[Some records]
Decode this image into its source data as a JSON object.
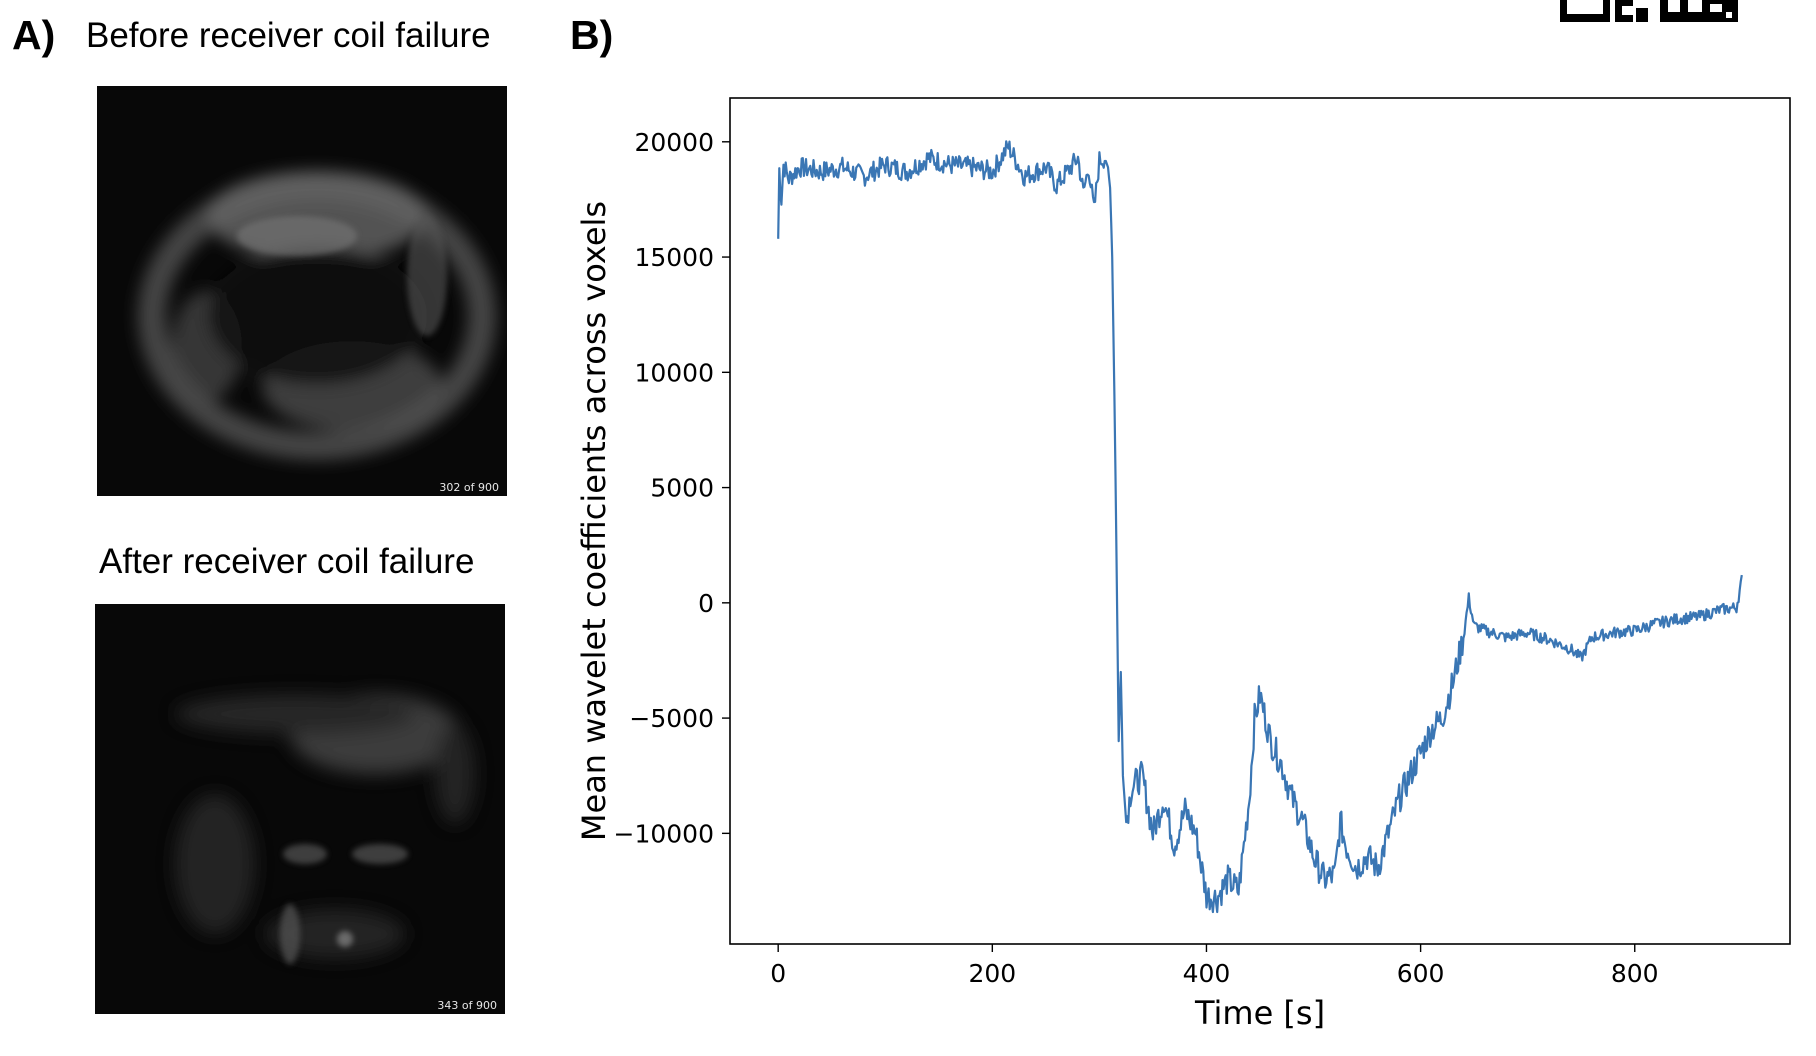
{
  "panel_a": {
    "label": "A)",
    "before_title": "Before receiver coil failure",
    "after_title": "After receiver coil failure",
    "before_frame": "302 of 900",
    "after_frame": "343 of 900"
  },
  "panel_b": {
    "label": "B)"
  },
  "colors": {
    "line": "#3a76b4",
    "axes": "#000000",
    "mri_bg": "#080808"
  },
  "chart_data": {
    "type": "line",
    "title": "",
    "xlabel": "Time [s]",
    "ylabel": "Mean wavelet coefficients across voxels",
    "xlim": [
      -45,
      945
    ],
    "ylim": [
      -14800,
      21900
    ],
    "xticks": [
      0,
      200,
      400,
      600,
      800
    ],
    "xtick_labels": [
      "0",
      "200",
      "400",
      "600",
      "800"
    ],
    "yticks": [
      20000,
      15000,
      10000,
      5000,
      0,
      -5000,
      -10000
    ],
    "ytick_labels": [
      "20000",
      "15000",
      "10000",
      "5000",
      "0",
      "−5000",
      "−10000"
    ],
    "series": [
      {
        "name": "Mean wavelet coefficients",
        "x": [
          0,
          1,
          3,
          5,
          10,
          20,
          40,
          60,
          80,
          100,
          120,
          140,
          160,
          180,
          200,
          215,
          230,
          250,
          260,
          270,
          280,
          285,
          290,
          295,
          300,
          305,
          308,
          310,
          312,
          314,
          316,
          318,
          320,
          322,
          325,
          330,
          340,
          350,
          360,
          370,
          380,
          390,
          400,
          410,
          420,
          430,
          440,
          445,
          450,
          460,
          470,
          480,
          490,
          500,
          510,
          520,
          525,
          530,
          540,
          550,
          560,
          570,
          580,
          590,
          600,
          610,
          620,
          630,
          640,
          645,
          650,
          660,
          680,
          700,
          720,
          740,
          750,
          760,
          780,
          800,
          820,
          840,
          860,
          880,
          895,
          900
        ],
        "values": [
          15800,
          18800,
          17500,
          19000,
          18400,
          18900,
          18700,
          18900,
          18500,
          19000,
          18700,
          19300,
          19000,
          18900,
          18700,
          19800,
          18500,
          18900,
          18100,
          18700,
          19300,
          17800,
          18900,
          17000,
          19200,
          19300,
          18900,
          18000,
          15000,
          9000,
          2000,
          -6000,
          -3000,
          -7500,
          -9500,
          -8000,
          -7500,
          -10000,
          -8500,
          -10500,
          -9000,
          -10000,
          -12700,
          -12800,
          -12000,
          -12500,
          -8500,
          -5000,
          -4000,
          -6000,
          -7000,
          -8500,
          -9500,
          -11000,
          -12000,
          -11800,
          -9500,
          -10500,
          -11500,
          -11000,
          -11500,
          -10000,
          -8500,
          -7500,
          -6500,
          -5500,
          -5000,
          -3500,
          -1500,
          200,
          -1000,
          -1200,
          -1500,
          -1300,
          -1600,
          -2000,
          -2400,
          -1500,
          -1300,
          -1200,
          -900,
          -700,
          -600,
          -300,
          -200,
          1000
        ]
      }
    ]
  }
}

## Job
Transcribe the records word for word and include no pictures.

## Full output
Decode this image into its source data as a JSON object.
{
  "panel_a": {
    "label": "A)",
    "before_title": "Before receiver coil failure",
    "after_title": "After receiver coil failure",
    "before_frame": "302 of 900",
    "after_frame": "343 of 900"
  },
  "panel_b": {
    "label": "B)"
  },
  "colors": {
    "line": "#3a76b4",
    "axes": "#000000",
    "mri_bg": "#080808"
  },
  "chart_data": {
    "type": "line",
    "title": "",
    "xlabel": "Time [s]",
    "ylabel": "Mean wavelet coefficients across voxels",
    "xlim": [
      -45,
      945
    ],
    "ylim": [
      -14800,
      21900
    ],
    "xticks": [
      0,
      200,
      400,
      600,
      800
    ],
    "xtick_labels": [
      "0",
      "200",
      "400",
      "600",
      "800"
    ],
    "yticks": [
      20000,
      15000,
      10000,
      5000,
      0,
      -5000,
      -10000
    ],
    "ytick_labels": [
      "20000",
      "15000",
      "10000",
      "5000",
      "0",
      "−5000",
      "−10000"
    ],
    "series": [
      {
        "name": "Mean wavelet coefficients",
        "x": [
          0,
          1,
          3,
          5,
          10,
          20,
          40,
          60,
          80,
          100,
          120,
          140,
          160,
          180,
          200,
          215,
          230,
          250,
          260,
          270,
          280,
          285,
          290,
          295,
          300,
          305,
          308,
          310,
          312,
          314,
          316,
          318,
          320,
          322,
          325,
          330,
          340,
          350,
          360,
          370,
          380,
          390,
          400,
          410,
          420,
          430,
          440,
          445,
          450,
          460,
          470,
          480,
          490,
          500,
          510,
          520,
          525,
          530,
          540,
          550,
          560,
          570,
          580,
          590,
          600,
          610,
          620,
          630,
          640,
          645,
          650,
          660,
          680,
          700,
          720,
          740,
          750,
          760,
          780,
          800,
          820,
          840,
          860,
          880,
          895,
          900
        ],
        "values": [
          15800,
          18800,
          17500,
          19000,
          18400,
          18900,
          18700,
          18900,
          18500,
          19000,
          18700,
          19300,
          19000,
          18900,
          18700,
          19800,
          18500,
          18900,
          18100,
          18700,
          19300,
          17800,
          18900,
          17000,
          19200,
          19300,
          18900,
          18000,
          15000,
          9000,
          2000,
          -6000,
          -3000,
          -7500,
          -9500,
          -8000,
          -7500,
          -10000,
          -8500,
          -10500,
          -9000,
          -10000,
          -12700,
          -12800,
          -12000,
          -12500,
          -8500,
          -5000,
          -4000,
          -6000,
          -7000,
          -8500,
          -9500,
          -11000,
          -12000,
          -11800,
          -9500,
          -10500,
          -11500,
          -11000,
          -11500,
          -10000,
          -8500,
          -7500,
          -6500,
          -5500,
          -5000,
          -3500,
          -1500,
          200,
          -1000,
          -1200,
          -1500,
          -1300,
          -1600,
          -2000,
          -2400,
          -1500,
          -1300,
          -1200,
          -900,
          -700,
          -600,
          -300,
          -200,
          1000
        ]
      }
    ]
  }
}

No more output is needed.